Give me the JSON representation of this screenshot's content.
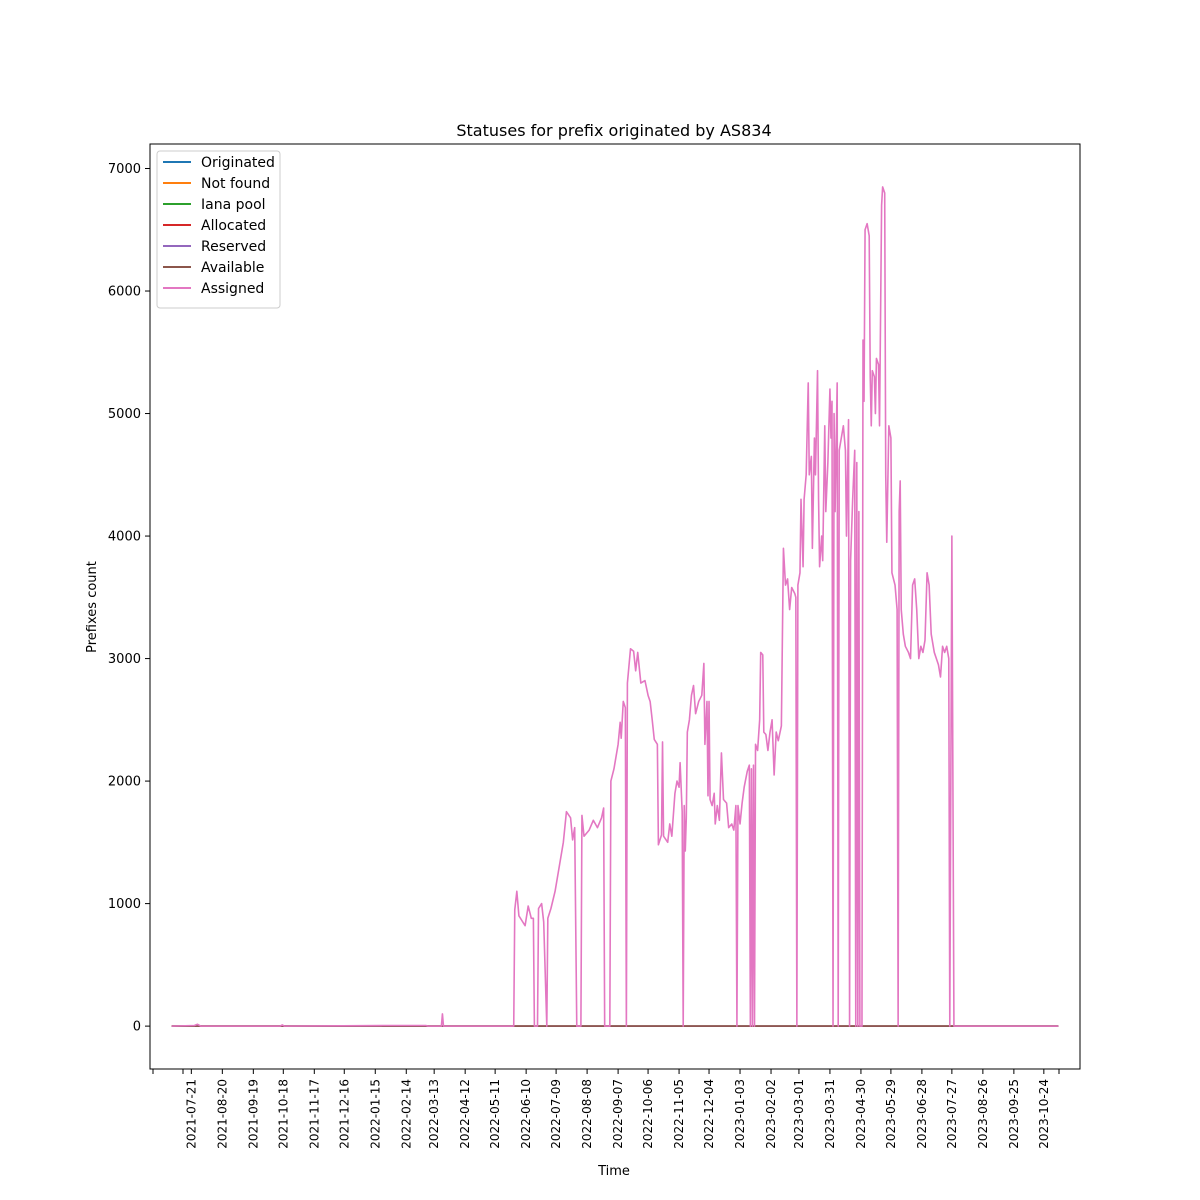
{
  "chart_data": {
    "type": "line",
    "title": "Statuses for prefix originated by AS834",
    "xlabel": "Time",
    "ylabel": "Prefixes count",
    "ylim": [
      -350,
      7200
    ],
    "xlim": [
      "2021-06-11",
      "2023-11-28"
    ],
    "y_ticks": [
      0,
      1000,
      2000,
      3000,
      4000,
      5000,
      6000,
      7000
    ],
    "x_ticks": [
      "2021-07-21",
      "2021-08-20",
      "2021-09-19",
      "2021-10-18",
      "2021-11-17",
      "2021-12-16",
      "2022-01-15",
      "2022-02-14",
      "2022-03-13",
      "2022-04-12",
      "2022-05-11",
      "2022-06-10",
      "2022-07-09",
      "2022-08-08",
      "2022-09-07",
      "2022-10-06",
      "2022-11-05",
      "2022-12-04",
      "2023-01-03",
      "2023-02-02",
      "2023-03-01",
      "2023-03-31",
      "2023-04-30",
      "2023-05-29",
      "2023-06-28",
      "2023-07-27",
      "2023-08-26",
      "2023-09-25",
      "2023-10-24"
    ],
    "grid": false,
    "legend_position": "top-left",
    "series": [
      {
        "name": "Originated",
        "color": "#1f77b4",
        "points": [
          [
            "2021-07-02",
            0
          ],
          [
            "2023-11-07",
            0
          ]
        ]
      },
      {
        "name": "Not found",
        "color": "#ff7f0e",
        "points": [
          [
            "2021-07-02",
            0
          ],
          [
            "2023-11-07",
            0
          ]
        ]
      },
      {
        "name": "Iana pool",
        "color": "#2ca02c",
        "points": [
          [
            "2021-07-02",
            0
          ],
          [
            "2023-11-07",
            0
          ]
        ]
      },
      {
        "name": "Allocated",
        "color": "#d62728",
        "points": [
          [
            "2021-07-02",
            0
          ],
          [
            "2023-11-07",
            0
          ]
        ]
      },
      {
        "name": "Reserved",
        "color": "#9467bd",
        "points": [
          [
            "2021-07-02",
            0
          ],
          [
            "2023-11-07",
            0
          ]
        ]
      },
      {
        "name": "Available",
        "color": "#8c564b",
        "points": [
          [
            "2021-07-02",
            0
          ],
          [
            "2023-11-07",
            0
          ]
        ]
      },
      {
        "name": "Assigned",
        "color": "#e377c2",
        "points": [
          [
            "2021-07-02",
            0
          ],
          [
            "2021-07-24",
            5
          ],
          [
            "2021-07-27",
            15
          ],
          [
            "2021-07-30",
            0
          ],
          [
            "2021-10-15",
            0
          ],
          [
            "2021-10-17",
            10
          ],
          [
            "2021-10-19",
            0
          ],
          [
            "2022-01-22",
            5
          ],
          [
            "2022-03-05",
            5
          ],
          [
            "2022-03-07",
            0
          ],
          [
            "2022-03-20",
            0
          ],
          [
            "2022-03-21",
            100
          ],
          [
            "2022-03-22",
            0
          ],
          [
            "2022-05-29",
            0
          ],
          [
            "2022-05-30",
            950
          ],
          [
            "2022-06-01",
            1100
          ],
          [
            "2022-06-03",
            900
          ],
          [
            "2022-06-06",
            860
          ],
          [
            "2022-06-09",
            820
          ],
          [
            "2022-06-12",
            980
          ],
          [
            "2022-06-15",
            880
          ],
          [
            "2022-06-17",
            880
          ],
          [
            "2022-06-18",
            0
          ],
          [
            "2022-06-21",
            0
          ],
          [
            "2022-06-22",
            960
          ],
          [
            "2022-06-25",
            1000
          ],
          [
            "2022-06-27",
            850
          ],
          [
            "2022-06-30",
            0
          ],
          [
            "2022-07-01",
            880
          ],
          [
            "2022-07-04",
            960
          ],
          [
            "2022-07-08",
            1100
          ],
          [
            "2022-07-12",
            1300
          ],
          [
            "2022-07-16",
            1500
          ],
          [
            "2022-07-19",
            1750
          ],
          [
            "2022-07-23",
            1700
          ],
          [
            "2022-07-25",
            1520
          ],
          [
            "2022-07-27",
            1620
          ],
          [
            "2022-07-29",
            0
          ],
          [
            "2022-08-02",
            0
          ],
          [
            "2022-08-03",
            1720
          ],
          [
            "2022-08-05",
            1550
          ],
          [
            "2022-08-10",
            1600
          ],
          [
            "2022-08-14",
            1680
          ],
          [
            "2022-08-18",
            1620
          ],
          [
            "2022-08-22",
            1700
          ],
          [
            "2022-08-24",
            1780
          ],
          [
            "2022-08-25",
            0
          ],
          [
            "2022-08-30",
            0
          ],
          [
            "2022-08-31",
            2000
          ],
          [
            "2022-09-03",
            2100
          ],
          [
            "2022-09-07",
            2300
          ],
          [
            "2022-09-09",
            2480
          ],
          [
            "2022-09-10",
            2350
          ],
          [
            "2022-09-12",
            2650
          ],
          [
            "2022-09-14",
            2600
          ],
          [
            "2022-09-15",
            0
          ],
          [
            "2022-09-16",
            2800
          ],
          [
            "2022-09-19",
            3080
          ],
          [
            "2022-09-22",
            3060
          ],
          [
            "2022-09-24",
            2900
          ],
          [
            "2022-09-26",
            3050
          ],
          [
            "2022-09-29",
            2800
          ],
          [
            "2022-10-03",
            2820
          ],
          [
            "2022-10-06",
            2700
          ],
          [
            "2022-10-08",
            2650
          ],
          [
            "2022-10-10",
            2500
          ],
          [
            "2022-10-12",
            2340
          ],
          [
            "2022-10-15",
            2300
          ],
          [
            "2022-10-16",
            1480
          ],
          [
            "2022-10-19",
            1560
          ],
          [
            "2022-10-20",
            2320
          ],
          [
            "2022-10-21",
            1550
          ],
          [
            "2022-10-25",
            1500
          ],
          [
            "2022-10-27",
            1650
          ],
          [
            "2022-10-29",
            1550
          ],
          [
            "2022-11-01",
            1900
          ],
          [
            "2022-11-03",
            2000
          ],
          [
            "2022-11-05",
            1950
          ],
          [
            "2022-11-06",
            2150
          ],
          [
            "2022-11-08",
            1750
          ],
          [
            "2022-11-09",
            0
          ],
          [
            "2022-11-10",
            1800
          ],
          [
            "2022-11-11",
            1430
          ],
          [
            "2022-11-12",
            1700
          ],
          [
            "2022-11-13",
            2400
          ],
          [
            "2022-11-15",
            2500
          ],
          [
            "2022-11-17",
            2700
          ],
          [
            "2022-11-19",
            2780
          ],
          [
            "2022-11-21",
            2550
          ],
          [
            "2022-11-24",
            2650
          ],
          [
            "2022-11-27",
            2700
          ],
          [
            "2022-11-29",
            2960
          ],
          [
            "2022-11-30",
            2300
          ],
          [
            "2022-12-02",
            2650
          ],
          [
            "2022-12-03",
            1880
          ],
          [
            "2022-12-04",
            2650
          ],
          [
            "2022-12-05",
            1850
          ],
          [
            "2022-12-07",
            1800
          ],
          [
            "2022-12-09",
            1900
          ],
          [
            "2022-12-10",
            1650
          ],
          [
            "2022-12-12",
            1800
          ],
          [
            "2022-12-14",
            1680
          ],
          [
            "2022-12-16",
            2230
          ],
          [
            "2022-12-18",
            1850
          ],
          [
            "2022-12-21",
            1820
          ],
          [
            "2022-12-23",
            1620
          ],
          [
            "2022-12-26",
            1650
          ],
          [
            "2022-12-28",
            1600
          ],
          [
            "2022-12-30",
            1800
          ],
          [
            "2022-12-31",
            0
          ],
          [
            "2023-01-01",
            1800
          ],
          [
            "2023-01-03",
            1650
          ],
          [
            "2023-01-05",
            1820
          ],
          [
            "2023-01-07",
            1950
          ],
          [
            "2023-01-10",
            2080
          ],
          [
            "2023-01-12",
            2130
          ],
          [
            "2023-01-13",
            0
          ],
          [
            "2023-01-14",
            2100
          ],
          [
            "2023-01-15",
            0
          ],
          [
            "2023-01-16",
            2130
          ],
          [
            "2023-01-17",
            0
          ],
          [
            "2023-01-18",
            2300
          ],
          [
            "2023-01-20",
            2250
          ],
          [
            "2023-01-22",
            2500
          ],
          [
            "2023-01-23",
            3050
          ],
          [
            "2023-01-25",
            3030
          ],
          [
            "2023-01-26",
            2400
          ],
          [
            "2023-01-28",
            2380
          ],
          [
            "2023-01-30",
            2250
          ],
          [
            "2023-02-01",
            2400
          ],
          [
            "2023-02-03",
            2500
          ],
          [
            "2023-02-05",
            2050
          ],
          [
            "2023-02-07",
            2400
          ],
          [
            "2023-02-09",
            2330
          ],
          [
            "2023-02-12",
            2450
          ],
          [
            "2023-02-14",
            3900
          ],
          [
            "2023-02-16",
            3600
          ],
          [
            "2023-02-18",
            3650
          ],
          [
            "2023-02-20",
            3400
          ],
          [
            "2023-02-22",
            3580
          ],
          [
            "2023-02-25",
            3530
          ],
          [
            "2023-02-26",
            3500
          ],
          [
            "2023-02-27",
            0
          ],
          [
            "2023-02-28",
            3600
          ],
          [
            "2023-03-02",
            3700
          ],
          [
            "2023-03-03",
            4300
          ],
          [
            "2023-03-05",
            3750
          ],
          [
            "2023-03-06",
            4300
          ],
          [
            "2023-03-08",
            4500
          ],
          [
            "2023-03-10",
            5250
          ],
          [
            "2023-03-11",
            4500
          ],
          [
            "2023-03-13",
            4650
          ],
          [
            "2023-03-14",
            3900
          ],
          [
            "2023-03-16",
            4800
          ],
          [
            "2023-03-17",
            4500
          ],
          [
            "2023-03-19",
            5350
          ],
          [
            "2023-03-20",
            4300
          ],
          [
            "2023-03-21",
            3750
          ],
          [
            "2023-03-23",
            4000
          ],
          [
            "2023-03-24",
            3800
          ],
          [
            "2023-03-26",
            4900
          ],
          [
            "2023-03-27",
            4200
          ],
          [
            "2023-03-29",
            4600
          ],
          [
            "2023-03-31",
            5200
          ],
          [
            "2023-04-01",
            4800
          ],
          [
            "2023-04-02",
            5100
          ],
          [
            "2023-04-03",
            0
          ],
          [
            "2023-04-04",
            5000
          ],
          [
            "2023-04-05",
            4200
          ],
          [
            "2023-04-07",
            5250
          ],
          [
            "2023-04-08",
            0
          ],
          [
            "2023-04-09",
            4700
          ],
          [
            "2023-04-11",
            4800
          ],
          [
            "2023-04-13",
            4900
          ],
          [
            "2023-04-15",
            4700
          ],
          [
            "2023-04-16",
            4000
          ],
          [
            "2023-04-18",
            4950
          ],
          [
            "2023-04-19",
            0
          ],
          [
            "2023-04-20",
            3800
          ],
          [
            "2023-04-22",
            4300
          ],
          [
            "2023-04-24",
            4700
          ],
          [
            "2023-04-25",
            0
          ],
          [
            "2023-04-26",
            4600
          ],
          [
            "2023-04-27",
            0
          ],
          [
            "2023-04-28",
            4200
          ],
          [
            "2023-04-29",
            0
          ],
          [
            "2023-05-01",
            0
          ],
          [
            "2023-05-02",
            5600
          ],
          [
            "2023-05-03",
            5100
          ],
          [
            "2023-05-04",
            6500
          ],
          [
            "2023-05-06",
            6550
          ],
          [
            "2023-05-08",
            6450
          ],
          [
            "2023-05-09",
            5300
          ],
          [
            "2023-05-10",
            4900
          ],
          [
            "2023-05-11",
            5350
          ],
          [
            "2023-05-13",
            5300
          ],
          [
            "2023-05-14",
            5000
          ],
          [
            "2023-05-15",
            5450
          ],
          [
            "2023-05-17",
            5400
          ],
          [
            "2023-05-18",
            4900
          ],
          [
            "2023-05-20",
            6700
          ],
          [
            "2023-05-21",
            6850
          ],
          [
            "2023-05-23",
            6800
          ],
          [
            "2023-05-24",
            4500
          ],
          [
            "2023-05-25",
            3950
          ],
          [
            "2023-05-27",
            4900
          ],
          [
            "2023-05-29",
            4800
          ],
          [
            "2023-05-30",
            3700
          ],
          [
            "2023-06-02",
            3600
          ],
          [
            "2023-06-04",
            3400
          ],
          [
            "2023-06-05",
            0
          ],
          [
            "2023-06-06",
            4200
          ],
          [
            "2023-06-07",
            4450
          ],
          [
            "2023-06-08",
            3400
          ],
          [
            "2023-06-10",
            3200
          ],
          [
            "2023-06-12",
            3100
          ],
          [
            "2023-06-15",
            3050
          ],
          [
            "2023-06-17",
            3000
          ],
          [
            "2023-06-19",
            3600
          ],
          [
            "2023-06-21",
            3650
          ],
          [
            "2023-06-23",
            3400
          ],
          [
            "2023-06-25",
            3000
          ],
          [
            "2023-06-27",
            3100
          ],
          [
            "2023-06-29",
            3050
          ],
          [
            "2023-07-01",
            3150
          ],
          [
            "2023-07-03",
            3700
          ],
          [
            "2023-07-05",
            3600
          ],
          [
            "2023-07-07",
            3200
          ],
          [
            "2023-07-10",
            3050
          ],
          [
            "2023-07-12",
            3000
          ],
          [
            "2023-07-14",
            2950
          ],
          [
            "2023-07-16",
            2850
          ],
          [
            "2023-07-18",
            3100
          ],
          [
            "2023-07-20",
            3050
          ],
          [
            "2023-07-22",
            3100
          ],
          [
            "2023-07-24",
            3000
          ],
          [
            "2023-07-25",
            0
          ],
          [
            "2023-07-27",
            4000
          ],
          [
            "2023-07-29",
            0
          ],
          [
            "2023-11-07",
            0
          ]
        ]
      }
    ]
  }
}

— The exercise —
Identify lines with the string "name". Copy each one.

— Task output —
        "name": "Originated",
        "name": "Not found",
        "name": "Iana pool",
        "name": "Allocated",
        "name": "Reserved",
        "name": "Available",
        "name": "Assigned",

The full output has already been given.